Stated exercise: Pick up the article on food makers and the new retail economy where it stops, and keep it going.

Beer brewed on site, local meats and cheeses on the menu, and a two hour wait on Friday and Saturday nights. While this may sound like another night in one of DC’s thriving dining corridors, this particular scene can be found in the quiet suburb of Vienna, Virginia, located in a non-descript warehouse that is tucked behind a parking lot located adjacent to a wooded bike path. Caboose Brewing Company’s Tim McLaughlin doesn’t reject real estate’s #1 rule, but he certainly suggested that when it comes to location, location, location, beauty may be in the eye of the beer drinker. Tim’s location is driven by two things: function – a location where he is able to brew high quality beer onsite – and convenience – Tim, an avid runner and biker, wanted a place for his fellow Washington and Old Dominion Trail users to stop by after a workout. While typical retailers make location decisions based visibility and parking ratios, Tim argues that his choice of location was made because of his business’s unique needs, and, therefore, has what typical restaurants lack, a sense of authenticity.
Retail has traditionally focused on creating a customer experience through the use of materials, lights, merchandise placement, and other techniques. In the new retail economy, customers want an even deeper and more tangible connection to the products they buy and the people who make them. Nowhere is this trend more pronounced than in the food industry, where businesses are setting the stage to redefine experiential retail by celebrating food production on an industrial scale. Some of the Washington Region’s most unique up-and-coming entrepreneurs (or, “makerpreneurs”, according to panelist and EDEN’s Vice President, Jeff Kaufman) provided their insights into the strategy and challenge of the new retail economy at this year’s ULI Washington Real Estate Trends Conference.
Evan Goldman began the session by asking each panelist to describe what prompted them to start their businesses. While each panelist responded with a unique story – Michael Haft credited the comfort and friendship he and fellow United States Marine and Compass Coffee co-founder Harrison Suarez found over cups of coffee in Afghanistan, while Harper Macaw’s Colin Hartman cited a desire to use chocolate manufacturing as a way to combat deforestation through responsible cacao purchasing in his wife’s native country, Brazil – it became clear that each business was founded on the same simple theme: authentic personal passions and interests. Though personal, these passions and interests are kept far from secret. Each makerpreneur emphasized the importance of spreading their stories (mainly through social media or word-of-mouth) to their customers and through their local neighborhoods.
Seizing on with the concept of “local”, Evan Goldman asked the panelists about the importance of being seen as a local business that uses locally sourced products. The responses were best summarized by Colin Hartman who stated that “local isn’t the value proposition anymore”; he was quickly supported by Tim McLaughlin’s opinion that “taste trumps everything”. While the group’s sentiment was that quality beats locality, the panelists admitted that, often, products produced by neighbors have a way of being of the best quality. It seems that even makerpreneurs feel the allure of another brand’s story that they know and which feels authentic. By looking locally, the makerpreneurs are able to leverage other well-regarded brands to enhance their own story. EDEN’s tenants at Union Market don’t have to look far for these inspirations; Union Market’s young businesses are located under a shared roof in a converted warehouse where diners and shoppers easily walk from one business to the other. Jeff Kaufman believes that his tenants benefit from more than just co-location. Jeff sees his tenants interact every day and share strategies, collaborate on products, and share lessons learned. Many of Jeff’s tenants have taken these lessons and gone on to open their own stand-alone locations.

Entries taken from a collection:

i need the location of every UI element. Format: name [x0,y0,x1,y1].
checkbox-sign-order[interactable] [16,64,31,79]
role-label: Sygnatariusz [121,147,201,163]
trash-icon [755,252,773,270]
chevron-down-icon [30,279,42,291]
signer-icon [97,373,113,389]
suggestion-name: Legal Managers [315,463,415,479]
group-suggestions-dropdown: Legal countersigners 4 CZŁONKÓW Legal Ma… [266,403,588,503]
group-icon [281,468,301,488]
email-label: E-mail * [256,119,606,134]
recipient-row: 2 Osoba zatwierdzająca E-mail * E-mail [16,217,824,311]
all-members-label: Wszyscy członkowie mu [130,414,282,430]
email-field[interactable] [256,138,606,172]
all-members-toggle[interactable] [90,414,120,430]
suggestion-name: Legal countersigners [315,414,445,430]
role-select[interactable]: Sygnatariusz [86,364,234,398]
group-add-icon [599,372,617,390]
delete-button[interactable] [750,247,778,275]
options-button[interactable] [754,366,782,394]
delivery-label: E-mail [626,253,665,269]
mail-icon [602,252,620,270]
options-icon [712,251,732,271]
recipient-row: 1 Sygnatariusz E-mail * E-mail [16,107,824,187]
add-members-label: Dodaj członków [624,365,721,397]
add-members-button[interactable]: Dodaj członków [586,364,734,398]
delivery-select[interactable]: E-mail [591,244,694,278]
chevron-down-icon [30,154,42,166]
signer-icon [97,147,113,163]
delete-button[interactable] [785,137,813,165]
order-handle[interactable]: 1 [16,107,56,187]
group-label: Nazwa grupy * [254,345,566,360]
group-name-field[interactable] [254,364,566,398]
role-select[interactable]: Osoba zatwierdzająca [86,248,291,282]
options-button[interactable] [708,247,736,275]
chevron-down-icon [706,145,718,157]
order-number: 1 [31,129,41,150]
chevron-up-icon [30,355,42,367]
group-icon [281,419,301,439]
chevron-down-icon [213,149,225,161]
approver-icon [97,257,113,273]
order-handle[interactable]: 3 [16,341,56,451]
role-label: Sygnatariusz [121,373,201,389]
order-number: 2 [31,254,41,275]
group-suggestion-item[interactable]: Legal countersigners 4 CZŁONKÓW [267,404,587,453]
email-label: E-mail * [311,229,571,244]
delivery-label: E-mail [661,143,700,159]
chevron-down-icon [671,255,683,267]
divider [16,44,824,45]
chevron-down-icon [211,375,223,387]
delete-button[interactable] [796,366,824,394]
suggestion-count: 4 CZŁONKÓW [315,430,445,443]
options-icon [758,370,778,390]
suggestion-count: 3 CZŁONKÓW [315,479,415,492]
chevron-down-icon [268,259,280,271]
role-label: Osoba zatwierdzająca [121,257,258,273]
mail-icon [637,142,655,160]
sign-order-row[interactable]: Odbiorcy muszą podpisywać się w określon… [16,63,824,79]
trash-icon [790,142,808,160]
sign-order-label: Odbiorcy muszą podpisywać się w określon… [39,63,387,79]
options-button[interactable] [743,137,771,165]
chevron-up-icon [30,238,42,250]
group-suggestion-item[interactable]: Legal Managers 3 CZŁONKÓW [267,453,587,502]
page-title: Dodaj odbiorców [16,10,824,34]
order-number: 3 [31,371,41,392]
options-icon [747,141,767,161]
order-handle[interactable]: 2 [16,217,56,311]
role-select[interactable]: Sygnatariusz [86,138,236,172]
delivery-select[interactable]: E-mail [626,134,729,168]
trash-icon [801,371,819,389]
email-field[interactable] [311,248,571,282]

Reply:
Like all entrepreneurs, the panelists are hyper-focused on how they will successfully grow beyond 1 or 2 locations. However, achieving scale can be a challenge when a brand is built around a visible production facility or when the founders spend so much of their day interacting with neighborhood customers. Evan Goldman asked if it was possible to scale these businesses while maintaining the high-touch and authenticity customers have grown to expect. Colin Hartman and Tim McLaughlin suggested the key was in preserving the transparency in how their product is made. To that end, both Colin and Tim recognize the importance of continuing to showcase real production facilities in future locations. What seems like a great strategy for retailers will be a major challenge for the landlords looking to attract them as tenants. Landlords will need to be prepared for complicated build-outs. With so many makerpreneurs hatching in traditionally lower-cost industrially zoned areas, like Union Market, future growth will no doubt face obstacles as semi-industrial uses push into more mainstream retail locations. The panelists emphasized that when deciding on future locations, they value landlords who are willing to use their own land use law prowess to help tenants address zoning regulation challenges.
At a conference where every other conversation centered on the rejection and disruption of traditional industries, work spaces, and means of transportation, it should be no surprise that this panel featured the rejection of some of the established rules followed by retailers and customers. The success of this panel of makerpreneurs suggests that shoppers demand retailers, and retail establishments, that don’t just showcase an end product, but an entire process and story. If this trend continues, the next wave of retail real estate winners will be the jurisdictions and landlords who are flexible enough to adapt to these creative makerpreneurs and their industrial needs.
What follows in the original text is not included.